#### RECORDS PROVIDED ####

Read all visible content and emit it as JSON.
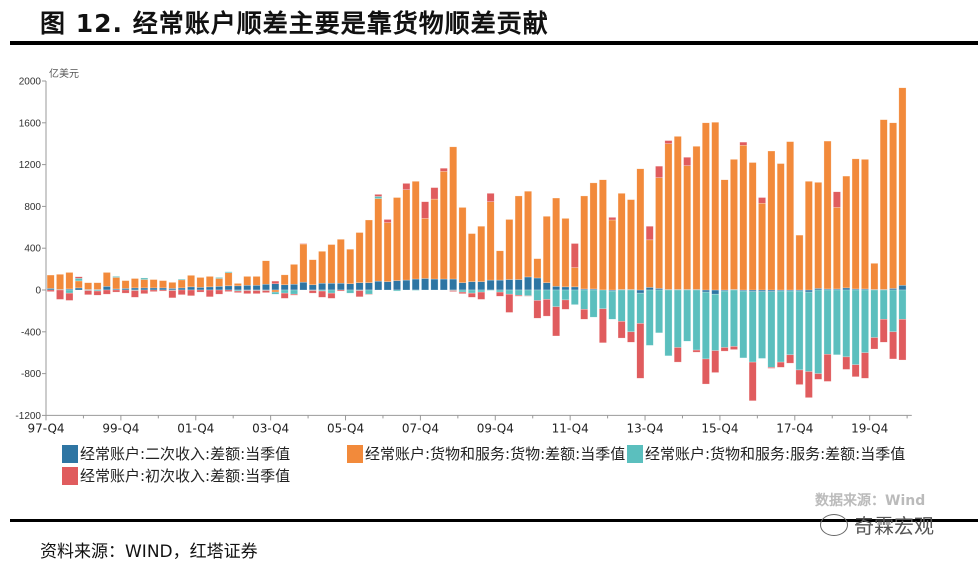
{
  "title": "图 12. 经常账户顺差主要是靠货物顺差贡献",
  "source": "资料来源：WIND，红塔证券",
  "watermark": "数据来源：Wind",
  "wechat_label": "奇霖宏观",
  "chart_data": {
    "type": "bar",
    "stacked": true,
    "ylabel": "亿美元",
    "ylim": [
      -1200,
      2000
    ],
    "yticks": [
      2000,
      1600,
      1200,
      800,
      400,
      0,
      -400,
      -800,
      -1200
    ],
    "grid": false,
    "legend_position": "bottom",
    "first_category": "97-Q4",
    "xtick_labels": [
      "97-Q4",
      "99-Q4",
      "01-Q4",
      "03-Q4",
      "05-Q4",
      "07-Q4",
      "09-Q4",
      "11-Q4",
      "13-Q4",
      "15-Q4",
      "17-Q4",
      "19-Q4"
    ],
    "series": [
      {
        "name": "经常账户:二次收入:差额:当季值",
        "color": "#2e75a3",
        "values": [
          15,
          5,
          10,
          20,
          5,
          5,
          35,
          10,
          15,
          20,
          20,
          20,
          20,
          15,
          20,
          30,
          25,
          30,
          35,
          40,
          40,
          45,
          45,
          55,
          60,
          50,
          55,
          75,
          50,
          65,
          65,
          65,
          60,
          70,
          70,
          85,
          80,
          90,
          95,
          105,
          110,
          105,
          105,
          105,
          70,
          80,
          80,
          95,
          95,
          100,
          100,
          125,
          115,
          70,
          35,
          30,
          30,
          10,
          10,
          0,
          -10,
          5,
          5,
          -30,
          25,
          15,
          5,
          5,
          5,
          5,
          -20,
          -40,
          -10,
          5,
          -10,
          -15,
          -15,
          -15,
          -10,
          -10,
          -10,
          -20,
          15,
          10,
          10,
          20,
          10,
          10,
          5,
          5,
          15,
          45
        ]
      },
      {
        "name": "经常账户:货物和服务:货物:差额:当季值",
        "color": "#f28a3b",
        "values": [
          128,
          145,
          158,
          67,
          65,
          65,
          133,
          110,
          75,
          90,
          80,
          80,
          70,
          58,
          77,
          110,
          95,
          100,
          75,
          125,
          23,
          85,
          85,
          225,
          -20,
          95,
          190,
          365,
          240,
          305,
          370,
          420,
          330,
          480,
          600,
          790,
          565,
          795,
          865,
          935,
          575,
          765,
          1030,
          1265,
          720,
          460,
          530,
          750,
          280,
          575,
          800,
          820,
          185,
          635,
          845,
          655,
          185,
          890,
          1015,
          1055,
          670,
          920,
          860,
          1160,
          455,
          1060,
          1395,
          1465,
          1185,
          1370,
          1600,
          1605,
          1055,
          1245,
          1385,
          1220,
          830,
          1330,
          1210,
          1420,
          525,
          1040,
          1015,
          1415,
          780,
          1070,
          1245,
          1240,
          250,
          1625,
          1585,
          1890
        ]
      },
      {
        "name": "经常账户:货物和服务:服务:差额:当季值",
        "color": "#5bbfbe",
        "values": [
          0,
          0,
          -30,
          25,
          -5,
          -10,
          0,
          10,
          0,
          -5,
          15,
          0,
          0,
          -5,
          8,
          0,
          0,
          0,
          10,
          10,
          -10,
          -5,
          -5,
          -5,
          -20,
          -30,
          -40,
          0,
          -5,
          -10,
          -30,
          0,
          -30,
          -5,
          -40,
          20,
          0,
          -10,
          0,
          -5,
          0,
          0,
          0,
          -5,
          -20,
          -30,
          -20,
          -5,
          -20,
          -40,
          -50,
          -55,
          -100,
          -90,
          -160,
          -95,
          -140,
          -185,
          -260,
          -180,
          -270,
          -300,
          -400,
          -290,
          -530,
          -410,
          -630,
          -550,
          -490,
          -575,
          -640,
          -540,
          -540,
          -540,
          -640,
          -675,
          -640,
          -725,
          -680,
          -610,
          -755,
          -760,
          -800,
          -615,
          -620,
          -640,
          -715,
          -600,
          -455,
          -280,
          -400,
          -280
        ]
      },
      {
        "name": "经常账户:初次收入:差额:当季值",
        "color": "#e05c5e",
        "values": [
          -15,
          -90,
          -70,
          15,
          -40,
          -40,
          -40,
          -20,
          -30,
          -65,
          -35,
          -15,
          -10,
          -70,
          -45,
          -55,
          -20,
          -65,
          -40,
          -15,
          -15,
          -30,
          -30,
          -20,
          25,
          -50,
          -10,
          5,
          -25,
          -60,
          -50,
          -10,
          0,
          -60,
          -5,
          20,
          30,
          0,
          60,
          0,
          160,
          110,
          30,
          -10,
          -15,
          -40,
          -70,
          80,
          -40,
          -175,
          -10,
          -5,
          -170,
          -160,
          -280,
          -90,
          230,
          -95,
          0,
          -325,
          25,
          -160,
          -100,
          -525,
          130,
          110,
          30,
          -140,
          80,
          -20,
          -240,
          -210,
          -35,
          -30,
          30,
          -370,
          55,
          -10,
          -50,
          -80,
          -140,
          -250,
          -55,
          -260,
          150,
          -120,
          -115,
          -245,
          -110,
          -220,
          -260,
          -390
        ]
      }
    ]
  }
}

####
#### RECORDS PROVIDED ####

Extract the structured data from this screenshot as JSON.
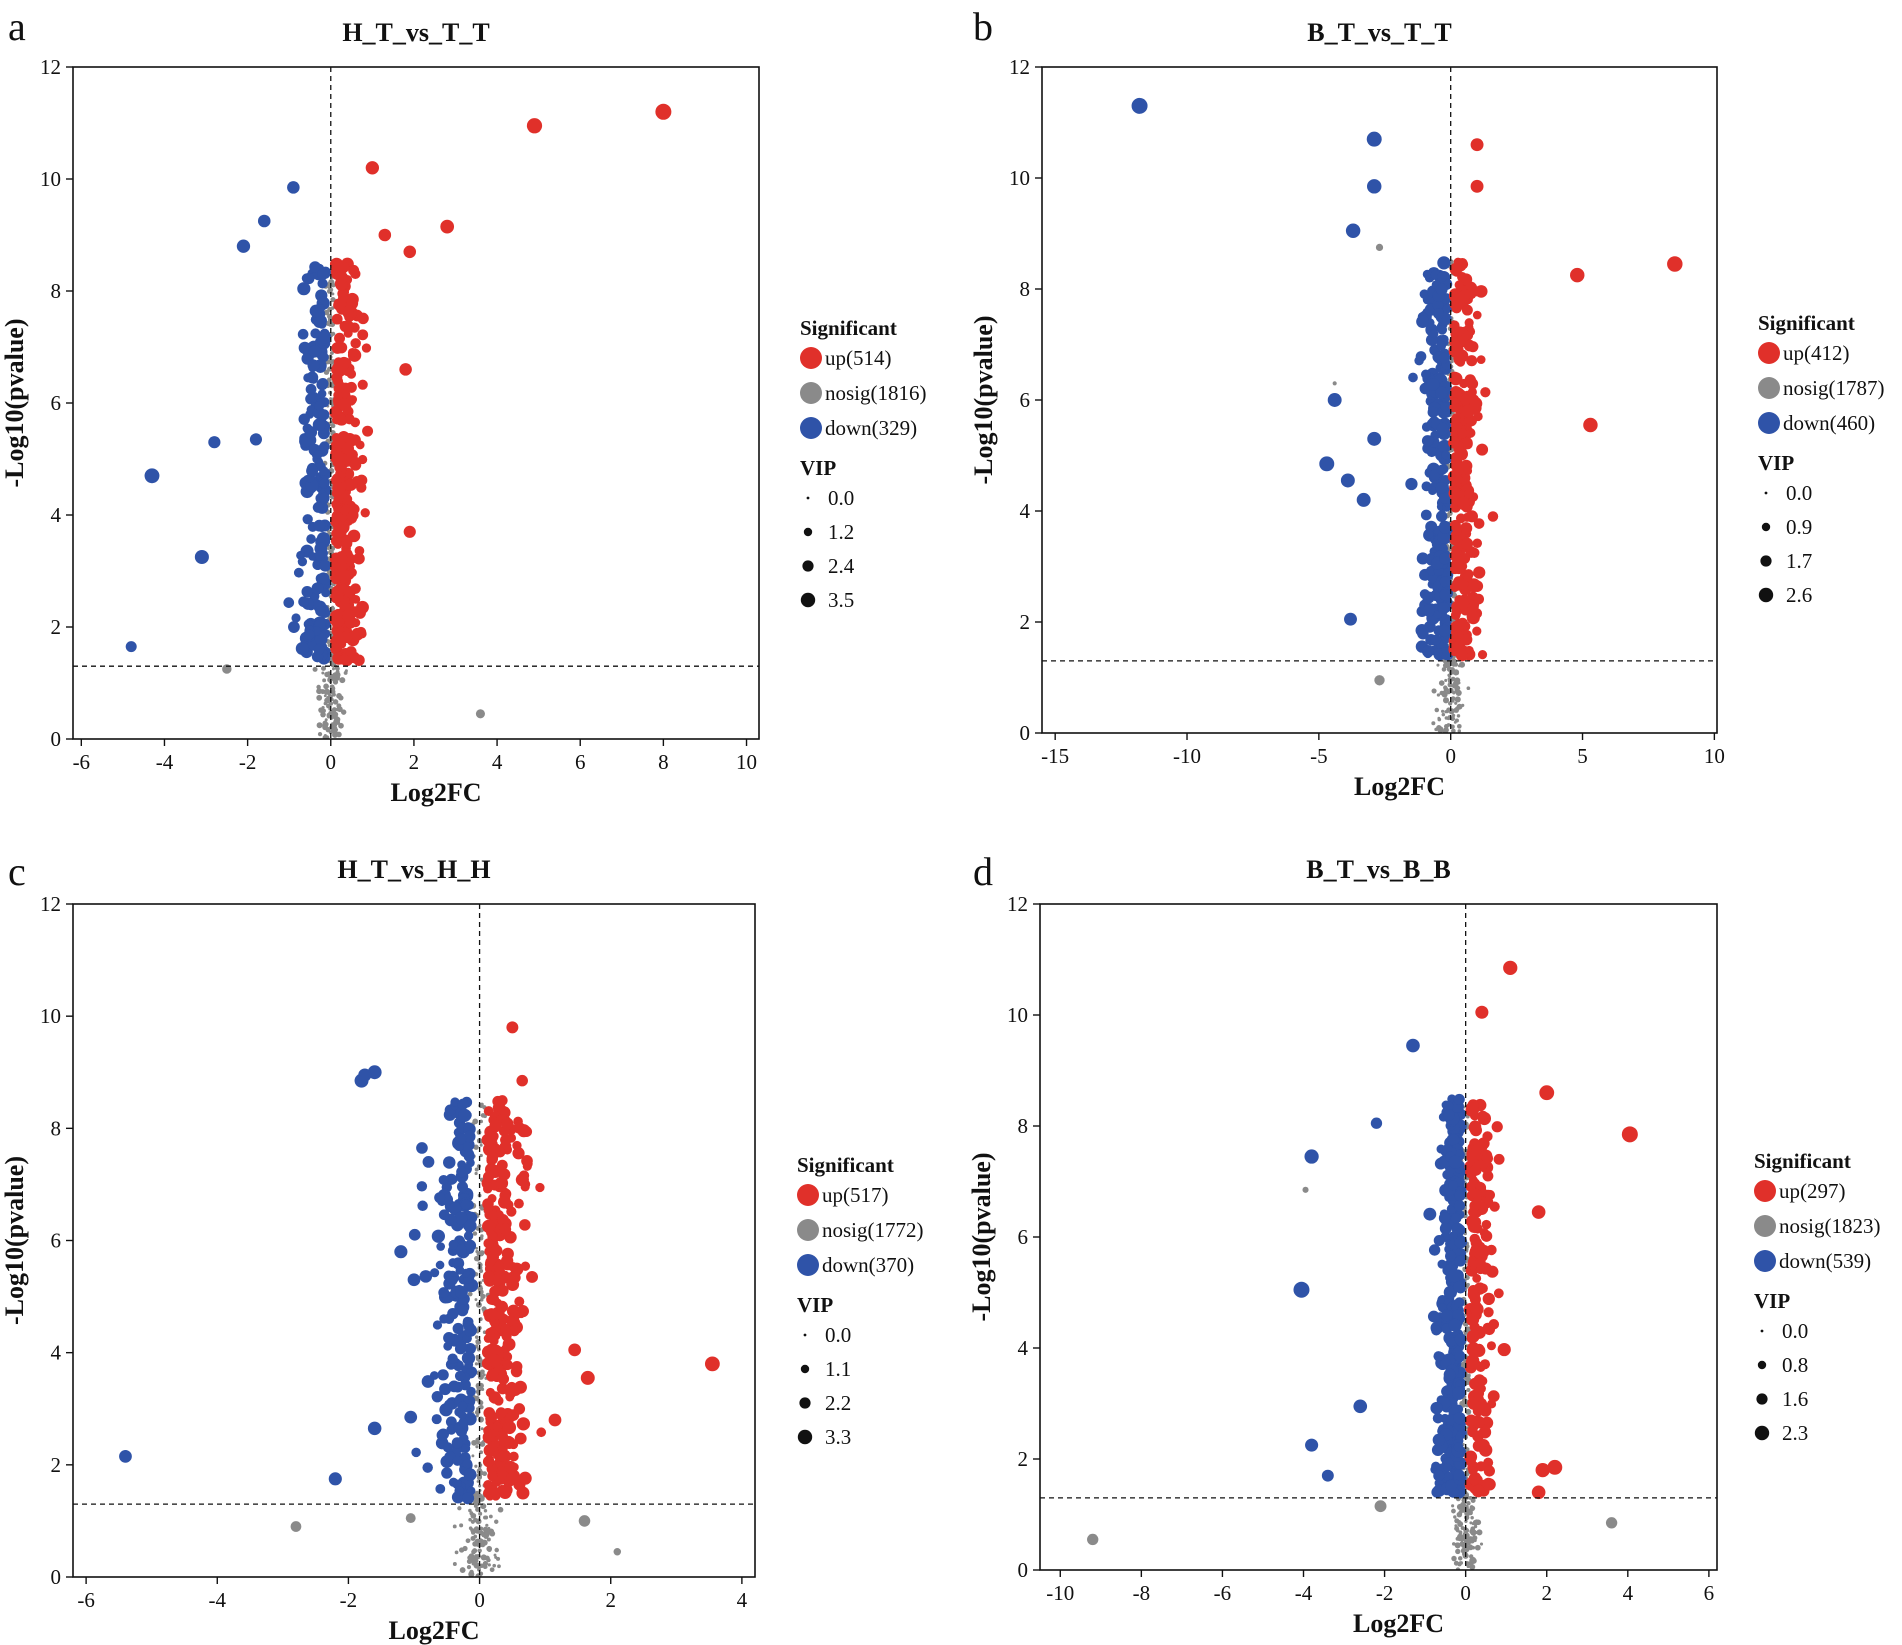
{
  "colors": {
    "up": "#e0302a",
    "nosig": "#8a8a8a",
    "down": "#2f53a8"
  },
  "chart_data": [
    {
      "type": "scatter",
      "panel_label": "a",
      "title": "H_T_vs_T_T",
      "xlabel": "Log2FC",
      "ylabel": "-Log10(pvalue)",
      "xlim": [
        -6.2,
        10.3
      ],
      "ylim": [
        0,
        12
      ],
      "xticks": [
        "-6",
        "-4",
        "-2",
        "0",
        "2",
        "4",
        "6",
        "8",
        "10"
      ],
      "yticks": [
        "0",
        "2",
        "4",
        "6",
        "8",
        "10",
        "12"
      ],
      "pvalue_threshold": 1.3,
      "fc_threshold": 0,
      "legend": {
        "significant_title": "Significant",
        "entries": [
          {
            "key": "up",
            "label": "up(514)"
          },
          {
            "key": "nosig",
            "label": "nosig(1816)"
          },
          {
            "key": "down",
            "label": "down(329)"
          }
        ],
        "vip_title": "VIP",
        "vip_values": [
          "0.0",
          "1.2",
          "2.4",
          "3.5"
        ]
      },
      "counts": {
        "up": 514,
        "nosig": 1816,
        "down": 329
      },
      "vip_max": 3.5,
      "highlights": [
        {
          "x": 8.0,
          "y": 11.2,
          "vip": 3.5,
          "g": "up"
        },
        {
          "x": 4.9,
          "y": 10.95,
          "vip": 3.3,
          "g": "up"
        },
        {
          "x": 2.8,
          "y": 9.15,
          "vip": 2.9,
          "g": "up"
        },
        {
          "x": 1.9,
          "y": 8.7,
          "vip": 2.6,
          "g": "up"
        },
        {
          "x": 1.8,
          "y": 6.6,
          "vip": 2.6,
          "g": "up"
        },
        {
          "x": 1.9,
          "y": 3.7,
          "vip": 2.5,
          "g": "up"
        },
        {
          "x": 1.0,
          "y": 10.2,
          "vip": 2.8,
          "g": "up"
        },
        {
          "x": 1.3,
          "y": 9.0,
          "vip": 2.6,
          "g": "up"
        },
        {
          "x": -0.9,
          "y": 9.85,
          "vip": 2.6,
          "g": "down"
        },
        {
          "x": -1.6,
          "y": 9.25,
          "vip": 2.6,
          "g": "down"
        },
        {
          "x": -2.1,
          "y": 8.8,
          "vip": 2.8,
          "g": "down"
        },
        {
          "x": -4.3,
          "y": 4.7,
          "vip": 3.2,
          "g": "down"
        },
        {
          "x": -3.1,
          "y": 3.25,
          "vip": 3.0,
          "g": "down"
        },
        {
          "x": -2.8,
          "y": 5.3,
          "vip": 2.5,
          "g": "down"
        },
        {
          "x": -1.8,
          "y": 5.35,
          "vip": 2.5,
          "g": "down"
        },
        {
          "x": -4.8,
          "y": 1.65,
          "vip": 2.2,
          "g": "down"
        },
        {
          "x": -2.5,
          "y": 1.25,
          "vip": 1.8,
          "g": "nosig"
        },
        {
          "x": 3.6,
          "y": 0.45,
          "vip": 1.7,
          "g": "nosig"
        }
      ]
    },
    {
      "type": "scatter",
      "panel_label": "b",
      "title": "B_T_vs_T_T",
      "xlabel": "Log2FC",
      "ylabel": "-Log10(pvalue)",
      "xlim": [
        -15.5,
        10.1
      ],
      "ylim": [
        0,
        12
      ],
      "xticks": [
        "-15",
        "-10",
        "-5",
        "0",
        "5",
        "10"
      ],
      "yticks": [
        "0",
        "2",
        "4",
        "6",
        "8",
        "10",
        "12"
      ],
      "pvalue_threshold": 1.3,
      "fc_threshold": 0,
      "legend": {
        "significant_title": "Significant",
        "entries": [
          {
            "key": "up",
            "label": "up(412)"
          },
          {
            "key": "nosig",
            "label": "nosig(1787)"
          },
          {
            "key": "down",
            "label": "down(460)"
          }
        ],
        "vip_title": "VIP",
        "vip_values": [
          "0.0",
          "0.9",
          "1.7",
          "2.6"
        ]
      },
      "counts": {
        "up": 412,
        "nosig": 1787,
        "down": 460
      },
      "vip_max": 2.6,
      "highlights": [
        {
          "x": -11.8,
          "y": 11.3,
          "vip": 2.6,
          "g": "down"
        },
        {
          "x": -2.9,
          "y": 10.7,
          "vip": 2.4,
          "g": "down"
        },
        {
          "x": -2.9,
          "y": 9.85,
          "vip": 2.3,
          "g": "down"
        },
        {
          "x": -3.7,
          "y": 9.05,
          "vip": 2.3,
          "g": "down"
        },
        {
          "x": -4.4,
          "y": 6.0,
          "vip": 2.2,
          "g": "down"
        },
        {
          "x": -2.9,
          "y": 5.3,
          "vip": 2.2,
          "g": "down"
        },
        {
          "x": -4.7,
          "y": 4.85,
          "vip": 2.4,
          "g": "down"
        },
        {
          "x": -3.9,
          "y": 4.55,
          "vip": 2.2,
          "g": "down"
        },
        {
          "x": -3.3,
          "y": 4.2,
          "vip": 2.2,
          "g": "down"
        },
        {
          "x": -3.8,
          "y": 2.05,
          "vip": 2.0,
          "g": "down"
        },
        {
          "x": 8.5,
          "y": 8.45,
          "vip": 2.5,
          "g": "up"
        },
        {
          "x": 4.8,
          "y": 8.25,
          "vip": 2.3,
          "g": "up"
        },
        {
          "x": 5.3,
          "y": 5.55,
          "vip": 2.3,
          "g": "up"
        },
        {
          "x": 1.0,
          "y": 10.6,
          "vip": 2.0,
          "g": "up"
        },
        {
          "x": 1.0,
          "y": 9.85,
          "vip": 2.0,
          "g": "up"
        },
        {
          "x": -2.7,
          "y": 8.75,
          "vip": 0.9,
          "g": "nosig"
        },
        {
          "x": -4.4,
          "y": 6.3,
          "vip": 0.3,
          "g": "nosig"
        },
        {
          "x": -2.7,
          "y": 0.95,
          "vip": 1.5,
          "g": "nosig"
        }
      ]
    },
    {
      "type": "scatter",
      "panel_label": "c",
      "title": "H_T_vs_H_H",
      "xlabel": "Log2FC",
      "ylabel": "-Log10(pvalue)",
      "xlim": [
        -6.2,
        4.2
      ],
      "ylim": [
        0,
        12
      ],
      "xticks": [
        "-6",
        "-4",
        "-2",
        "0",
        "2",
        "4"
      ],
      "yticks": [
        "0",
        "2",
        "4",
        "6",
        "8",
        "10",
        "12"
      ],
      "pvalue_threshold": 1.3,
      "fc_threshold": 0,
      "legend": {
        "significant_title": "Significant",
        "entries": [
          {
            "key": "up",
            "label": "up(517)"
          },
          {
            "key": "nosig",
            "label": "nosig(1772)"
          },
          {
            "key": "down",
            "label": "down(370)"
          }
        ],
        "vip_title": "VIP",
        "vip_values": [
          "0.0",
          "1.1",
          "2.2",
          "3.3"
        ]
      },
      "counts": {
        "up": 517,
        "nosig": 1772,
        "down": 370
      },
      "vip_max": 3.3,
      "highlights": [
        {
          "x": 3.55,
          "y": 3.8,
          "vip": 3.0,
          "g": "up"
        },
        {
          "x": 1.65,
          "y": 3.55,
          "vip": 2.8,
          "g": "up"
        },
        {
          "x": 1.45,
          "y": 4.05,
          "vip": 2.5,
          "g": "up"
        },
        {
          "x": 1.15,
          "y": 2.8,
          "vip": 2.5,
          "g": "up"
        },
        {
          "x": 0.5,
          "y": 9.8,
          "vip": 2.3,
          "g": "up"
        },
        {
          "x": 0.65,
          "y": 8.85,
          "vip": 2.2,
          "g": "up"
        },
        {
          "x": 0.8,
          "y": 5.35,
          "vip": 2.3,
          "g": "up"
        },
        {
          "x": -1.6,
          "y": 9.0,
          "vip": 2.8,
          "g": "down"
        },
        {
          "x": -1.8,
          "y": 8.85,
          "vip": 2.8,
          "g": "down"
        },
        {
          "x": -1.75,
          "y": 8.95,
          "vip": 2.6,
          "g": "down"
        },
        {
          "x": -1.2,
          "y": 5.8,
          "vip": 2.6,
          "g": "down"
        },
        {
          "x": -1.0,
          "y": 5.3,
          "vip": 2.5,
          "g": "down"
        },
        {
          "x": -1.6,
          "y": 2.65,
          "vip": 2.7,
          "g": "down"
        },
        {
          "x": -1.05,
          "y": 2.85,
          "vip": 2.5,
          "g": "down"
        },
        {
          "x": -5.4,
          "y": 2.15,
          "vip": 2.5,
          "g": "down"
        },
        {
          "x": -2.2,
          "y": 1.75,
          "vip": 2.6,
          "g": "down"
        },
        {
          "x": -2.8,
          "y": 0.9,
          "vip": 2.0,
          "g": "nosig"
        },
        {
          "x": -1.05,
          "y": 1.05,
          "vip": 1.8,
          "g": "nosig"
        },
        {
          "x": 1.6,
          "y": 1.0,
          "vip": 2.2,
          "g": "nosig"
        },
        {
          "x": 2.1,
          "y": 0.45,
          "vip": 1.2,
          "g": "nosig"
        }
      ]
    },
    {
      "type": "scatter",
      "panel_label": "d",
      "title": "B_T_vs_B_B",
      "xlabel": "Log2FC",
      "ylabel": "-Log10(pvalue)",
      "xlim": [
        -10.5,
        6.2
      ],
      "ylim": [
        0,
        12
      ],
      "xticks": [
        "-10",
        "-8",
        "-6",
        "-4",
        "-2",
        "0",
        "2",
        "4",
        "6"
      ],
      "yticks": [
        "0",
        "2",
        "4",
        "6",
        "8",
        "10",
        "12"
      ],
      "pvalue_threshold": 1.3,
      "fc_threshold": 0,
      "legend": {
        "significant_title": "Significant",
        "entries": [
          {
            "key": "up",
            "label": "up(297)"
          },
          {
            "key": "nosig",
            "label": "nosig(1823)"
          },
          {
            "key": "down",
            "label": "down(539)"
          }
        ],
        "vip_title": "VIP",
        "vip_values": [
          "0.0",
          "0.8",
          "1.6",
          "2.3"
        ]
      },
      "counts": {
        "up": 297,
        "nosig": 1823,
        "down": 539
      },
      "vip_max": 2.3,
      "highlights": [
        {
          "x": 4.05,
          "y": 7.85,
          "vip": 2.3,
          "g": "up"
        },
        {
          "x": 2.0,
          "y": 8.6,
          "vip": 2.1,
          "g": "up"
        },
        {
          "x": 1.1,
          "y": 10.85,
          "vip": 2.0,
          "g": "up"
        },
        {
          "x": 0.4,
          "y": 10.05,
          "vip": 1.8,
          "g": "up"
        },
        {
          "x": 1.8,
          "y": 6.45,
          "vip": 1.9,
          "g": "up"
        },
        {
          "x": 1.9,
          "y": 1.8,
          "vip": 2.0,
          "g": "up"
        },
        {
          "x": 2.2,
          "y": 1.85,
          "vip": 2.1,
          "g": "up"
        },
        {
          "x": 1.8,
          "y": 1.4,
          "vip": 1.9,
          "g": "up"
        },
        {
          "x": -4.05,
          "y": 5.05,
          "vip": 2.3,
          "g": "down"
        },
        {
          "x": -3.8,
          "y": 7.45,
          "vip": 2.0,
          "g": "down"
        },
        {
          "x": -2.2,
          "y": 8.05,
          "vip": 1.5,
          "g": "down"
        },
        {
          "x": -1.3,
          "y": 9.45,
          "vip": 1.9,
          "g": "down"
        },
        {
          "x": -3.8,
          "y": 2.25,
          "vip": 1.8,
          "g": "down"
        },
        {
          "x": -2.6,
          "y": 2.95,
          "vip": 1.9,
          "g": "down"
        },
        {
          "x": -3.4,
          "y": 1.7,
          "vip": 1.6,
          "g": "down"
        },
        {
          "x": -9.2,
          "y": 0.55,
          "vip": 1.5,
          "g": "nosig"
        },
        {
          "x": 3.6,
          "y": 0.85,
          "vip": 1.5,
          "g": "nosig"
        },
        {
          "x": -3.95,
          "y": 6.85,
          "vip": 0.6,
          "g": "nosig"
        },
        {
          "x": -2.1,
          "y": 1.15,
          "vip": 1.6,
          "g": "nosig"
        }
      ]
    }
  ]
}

####

JOB
Gather every line from the entries above where the word "货物和服务" appears, and copy them.

EXERCISE OUTPUT
        "name": "经常账户:货物和服务:货物:差额:当季值",
        "name": "经常账户:货物和服务:服务:差额:当季值",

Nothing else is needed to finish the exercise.